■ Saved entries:
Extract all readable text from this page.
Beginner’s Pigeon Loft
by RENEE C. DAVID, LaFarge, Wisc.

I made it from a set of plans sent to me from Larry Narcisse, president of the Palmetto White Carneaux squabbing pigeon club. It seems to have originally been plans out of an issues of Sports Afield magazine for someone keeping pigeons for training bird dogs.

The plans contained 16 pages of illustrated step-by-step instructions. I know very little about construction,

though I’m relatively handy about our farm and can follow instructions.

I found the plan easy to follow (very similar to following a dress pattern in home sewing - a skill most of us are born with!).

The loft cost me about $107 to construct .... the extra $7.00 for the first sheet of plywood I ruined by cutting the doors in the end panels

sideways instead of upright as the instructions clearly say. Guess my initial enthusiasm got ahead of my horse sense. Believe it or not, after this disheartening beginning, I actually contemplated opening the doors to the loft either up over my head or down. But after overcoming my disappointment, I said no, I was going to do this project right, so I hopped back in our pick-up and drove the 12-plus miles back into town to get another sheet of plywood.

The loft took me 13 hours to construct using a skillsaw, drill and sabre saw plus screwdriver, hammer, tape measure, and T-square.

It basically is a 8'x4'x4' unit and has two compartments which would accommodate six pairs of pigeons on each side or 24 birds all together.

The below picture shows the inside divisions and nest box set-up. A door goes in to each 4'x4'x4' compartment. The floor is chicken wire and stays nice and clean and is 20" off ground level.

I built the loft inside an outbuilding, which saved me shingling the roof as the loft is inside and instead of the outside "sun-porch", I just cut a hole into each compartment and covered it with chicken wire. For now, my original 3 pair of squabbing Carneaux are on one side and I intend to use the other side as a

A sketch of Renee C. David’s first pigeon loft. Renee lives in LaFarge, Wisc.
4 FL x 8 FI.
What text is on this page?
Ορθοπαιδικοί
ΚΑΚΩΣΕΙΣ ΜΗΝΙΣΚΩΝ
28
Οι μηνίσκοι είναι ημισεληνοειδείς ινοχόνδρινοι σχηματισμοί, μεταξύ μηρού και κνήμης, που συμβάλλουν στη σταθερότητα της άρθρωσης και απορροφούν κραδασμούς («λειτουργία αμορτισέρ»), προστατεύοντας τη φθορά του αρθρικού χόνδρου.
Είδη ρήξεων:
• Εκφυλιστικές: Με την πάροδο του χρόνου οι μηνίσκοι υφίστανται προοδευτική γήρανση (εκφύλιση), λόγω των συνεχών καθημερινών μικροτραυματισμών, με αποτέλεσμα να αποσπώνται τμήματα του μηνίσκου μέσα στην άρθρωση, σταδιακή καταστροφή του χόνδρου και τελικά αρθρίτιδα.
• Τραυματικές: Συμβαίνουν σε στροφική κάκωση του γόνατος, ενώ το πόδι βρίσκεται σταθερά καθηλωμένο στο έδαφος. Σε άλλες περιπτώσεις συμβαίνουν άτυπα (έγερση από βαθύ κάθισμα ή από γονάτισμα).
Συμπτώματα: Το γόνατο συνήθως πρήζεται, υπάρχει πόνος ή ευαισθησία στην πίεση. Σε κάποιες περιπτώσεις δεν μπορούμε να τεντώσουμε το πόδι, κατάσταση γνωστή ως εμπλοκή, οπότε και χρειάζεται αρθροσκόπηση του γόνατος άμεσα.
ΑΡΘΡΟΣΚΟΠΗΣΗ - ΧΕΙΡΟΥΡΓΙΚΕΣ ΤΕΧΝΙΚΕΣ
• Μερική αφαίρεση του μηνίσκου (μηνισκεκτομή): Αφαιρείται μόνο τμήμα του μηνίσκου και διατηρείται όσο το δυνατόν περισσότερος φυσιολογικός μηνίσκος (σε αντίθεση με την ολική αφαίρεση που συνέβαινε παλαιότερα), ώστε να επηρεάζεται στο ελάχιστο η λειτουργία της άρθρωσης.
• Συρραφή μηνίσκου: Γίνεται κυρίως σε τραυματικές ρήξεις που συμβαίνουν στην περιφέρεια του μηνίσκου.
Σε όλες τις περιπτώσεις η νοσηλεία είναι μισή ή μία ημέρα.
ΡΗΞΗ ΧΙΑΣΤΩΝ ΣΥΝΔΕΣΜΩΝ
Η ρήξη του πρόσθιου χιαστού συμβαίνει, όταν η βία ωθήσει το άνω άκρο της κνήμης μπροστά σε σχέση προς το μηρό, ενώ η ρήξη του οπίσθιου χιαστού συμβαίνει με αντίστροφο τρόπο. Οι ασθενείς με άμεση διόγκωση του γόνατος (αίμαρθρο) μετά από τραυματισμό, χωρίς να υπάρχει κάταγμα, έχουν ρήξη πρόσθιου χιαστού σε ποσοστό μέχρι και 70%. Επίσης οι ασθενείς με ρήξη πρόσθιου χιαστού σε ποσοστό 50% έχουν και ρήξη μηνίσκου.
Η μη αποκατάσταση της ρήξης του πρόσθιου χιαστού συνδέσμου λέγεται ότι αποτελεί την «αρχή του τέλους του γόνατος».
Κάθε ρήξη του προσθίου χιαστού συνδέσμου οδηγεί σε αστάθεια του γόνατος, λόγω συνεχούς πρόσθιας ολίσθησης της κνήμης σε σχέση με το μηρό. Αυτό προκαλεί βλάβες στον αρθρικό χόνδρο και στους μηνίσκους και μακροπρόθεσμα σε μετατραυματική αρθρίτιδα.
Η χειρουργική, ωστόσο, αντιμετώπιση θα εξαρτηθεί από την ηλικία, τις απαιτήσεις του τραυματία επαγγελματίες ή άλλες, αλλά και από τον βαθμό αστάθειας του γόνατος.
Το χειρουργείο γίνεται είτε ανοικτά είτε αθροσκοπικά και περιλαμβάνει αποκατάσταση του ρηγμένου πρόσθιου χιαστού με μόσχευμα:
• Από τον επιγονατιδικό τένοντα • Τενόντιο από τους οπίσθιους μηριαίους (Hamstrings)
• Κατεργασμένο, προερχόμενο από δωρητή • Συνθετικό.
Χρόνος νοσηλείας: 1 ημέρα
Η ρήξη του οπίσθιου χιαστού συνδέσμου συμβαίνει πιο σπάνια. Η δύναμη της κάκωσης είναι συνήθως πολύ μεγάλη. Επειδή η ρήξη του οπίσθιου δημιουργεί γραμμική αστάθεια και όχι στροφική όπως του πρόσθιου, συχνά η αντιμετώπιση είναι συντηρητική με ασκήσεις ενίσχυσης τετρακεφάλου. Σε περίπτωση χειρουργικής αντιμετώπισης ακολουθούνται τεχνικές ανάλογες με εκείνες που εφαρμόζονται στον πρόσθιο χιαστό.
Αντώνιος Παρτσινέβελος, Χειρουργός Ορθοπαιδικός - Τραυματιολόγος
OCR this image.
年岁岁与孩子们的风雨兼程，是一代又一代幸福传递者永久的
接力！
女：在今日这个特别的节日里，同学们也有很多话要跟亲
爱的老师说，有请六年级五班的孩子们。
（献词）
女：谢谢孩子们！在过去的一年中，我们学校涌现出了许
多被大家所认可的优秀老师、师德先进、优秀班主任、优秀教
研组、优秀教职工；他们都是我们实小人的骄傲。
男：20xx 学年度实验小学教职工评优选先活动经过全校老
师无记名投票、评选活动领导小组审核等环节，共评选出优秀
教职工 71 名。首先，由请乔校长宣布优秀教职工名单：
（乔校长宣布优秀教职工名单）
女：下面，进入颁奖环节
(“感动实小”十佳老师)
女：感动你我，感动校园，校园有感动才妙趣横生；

■ Short problem:
Give only the number of lines in the entries that contain "αποκατάσταση".

■ Expected output:
2